Data listing:
----------------------------------------
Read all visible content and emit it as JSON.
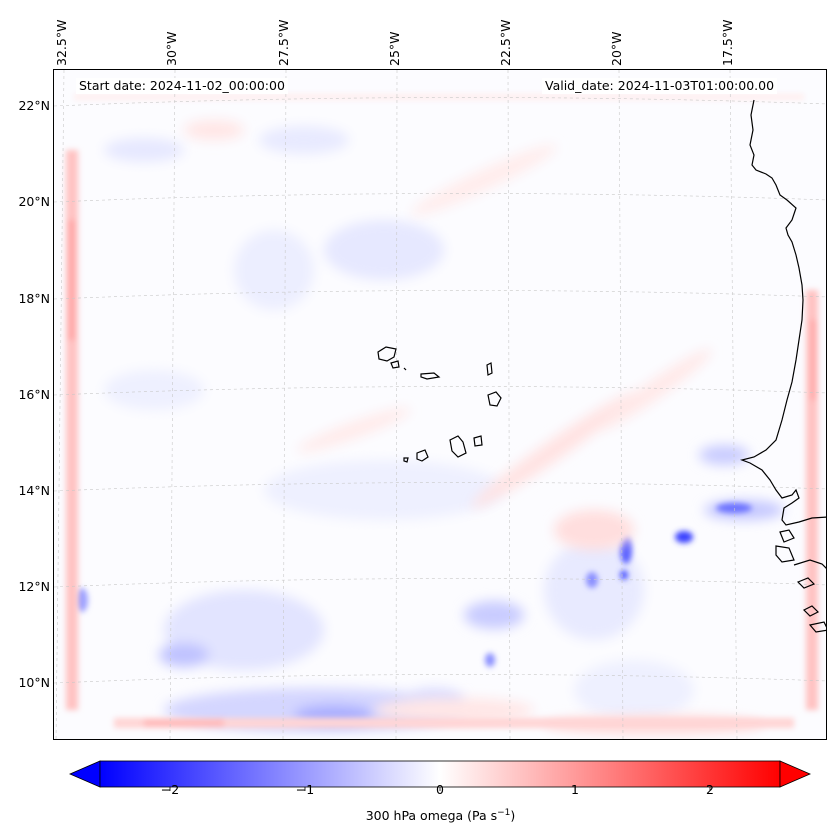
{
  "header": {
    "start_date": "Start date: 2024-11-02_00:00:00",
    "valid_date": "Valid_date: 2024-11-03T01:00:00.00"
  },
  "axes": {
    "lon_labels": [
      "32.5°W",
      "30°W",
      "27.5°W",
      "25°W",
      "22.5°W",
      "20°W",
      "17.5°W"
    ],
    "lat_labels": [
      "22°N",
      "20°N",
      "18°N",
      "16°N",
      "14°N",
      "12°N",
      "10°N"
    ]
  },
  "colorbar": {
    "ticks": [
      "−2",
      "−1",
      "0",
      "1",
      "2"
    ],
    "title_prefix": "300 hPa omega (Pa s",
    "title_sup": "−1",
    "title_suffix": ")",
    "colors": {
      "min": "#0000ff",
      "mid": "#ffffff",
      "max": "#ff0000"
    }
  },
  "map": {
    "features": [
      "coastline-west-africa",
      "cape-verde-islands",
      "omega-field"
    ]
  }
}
----------------------------------------
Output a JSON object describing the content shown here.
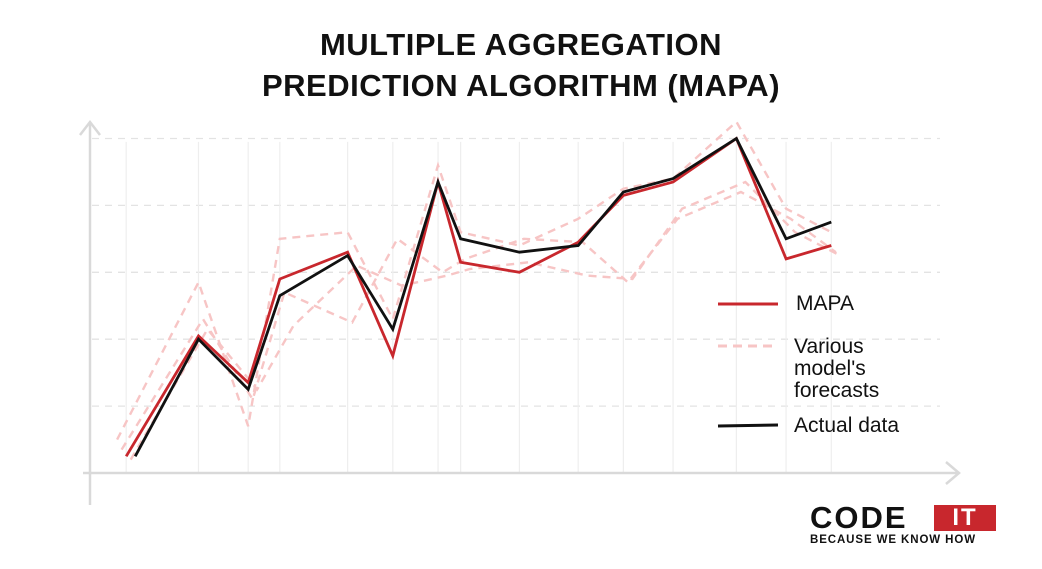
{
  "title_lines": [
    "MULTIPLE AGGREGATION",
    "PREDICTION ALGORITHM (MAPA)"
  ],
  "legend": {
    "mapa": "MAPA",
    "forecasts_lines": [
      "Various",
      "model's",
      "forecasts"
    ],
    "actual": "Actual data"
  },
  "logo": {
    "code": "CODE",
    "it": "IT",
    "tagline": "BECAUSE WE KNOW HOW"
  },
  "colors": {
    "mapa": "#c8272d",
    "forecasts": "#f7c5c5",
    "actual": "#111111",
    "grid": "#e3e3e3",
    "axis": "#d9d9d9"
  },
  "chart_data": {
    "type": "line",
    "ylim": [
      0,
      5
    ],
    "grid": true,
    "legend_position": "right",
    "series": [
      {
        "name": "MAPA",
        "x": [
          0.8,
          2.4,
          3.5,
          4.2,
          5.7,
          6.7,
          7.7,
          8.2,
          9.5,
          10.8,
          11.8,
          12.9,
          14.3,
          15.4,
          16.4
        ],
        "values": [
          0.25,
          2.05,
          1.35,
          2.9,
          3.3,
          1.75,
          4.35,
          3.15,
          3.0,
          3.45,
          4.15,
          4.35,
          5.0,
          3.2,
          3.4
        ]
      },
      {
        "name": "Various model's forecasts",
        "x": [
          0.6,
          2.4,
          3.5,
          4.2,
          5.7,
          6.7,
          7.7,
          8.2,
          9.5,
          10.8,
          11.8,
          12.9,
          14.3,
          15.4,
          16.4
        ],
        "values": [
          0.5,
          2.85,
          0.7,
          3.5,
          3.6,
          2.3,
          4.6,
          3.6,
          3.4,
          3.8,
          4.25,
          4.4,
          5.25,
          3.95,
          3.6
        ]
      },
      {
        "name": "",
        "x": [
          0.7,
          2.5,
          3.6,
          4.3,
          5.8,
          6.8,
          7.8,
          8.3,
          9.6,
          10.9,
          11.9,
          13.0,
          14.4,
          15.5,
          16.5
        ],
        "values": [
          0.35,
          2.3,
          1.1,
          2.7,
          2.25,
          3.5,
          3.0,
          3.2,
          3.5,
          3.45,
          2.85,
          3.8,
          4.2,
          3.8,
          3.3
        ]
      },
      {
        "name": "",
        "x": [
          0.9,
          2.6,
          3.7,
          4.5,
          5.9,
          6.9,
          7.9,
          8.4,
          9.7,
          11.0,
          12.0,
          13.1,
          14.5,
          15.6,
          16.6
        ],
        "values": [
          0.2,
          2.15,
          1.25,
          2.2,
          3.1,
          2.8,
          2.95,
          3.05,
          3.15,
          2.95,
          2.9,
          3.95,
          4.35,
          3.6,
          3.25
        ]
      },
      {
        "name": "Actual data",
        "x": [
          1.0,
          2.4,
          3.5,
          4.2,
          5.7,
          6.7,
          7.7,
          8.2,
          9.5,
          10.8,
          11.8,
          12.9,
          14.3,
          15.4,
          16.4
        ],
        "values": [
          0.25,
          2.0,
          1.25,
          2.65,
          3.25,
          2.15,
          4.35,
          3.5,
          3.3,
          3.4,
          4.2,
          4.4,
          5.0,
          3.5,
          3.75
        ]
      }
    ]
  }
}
----------------------------------------
Set task: Your answer should be a single number: the count of lines containing the word "name".

Completed exercise: 5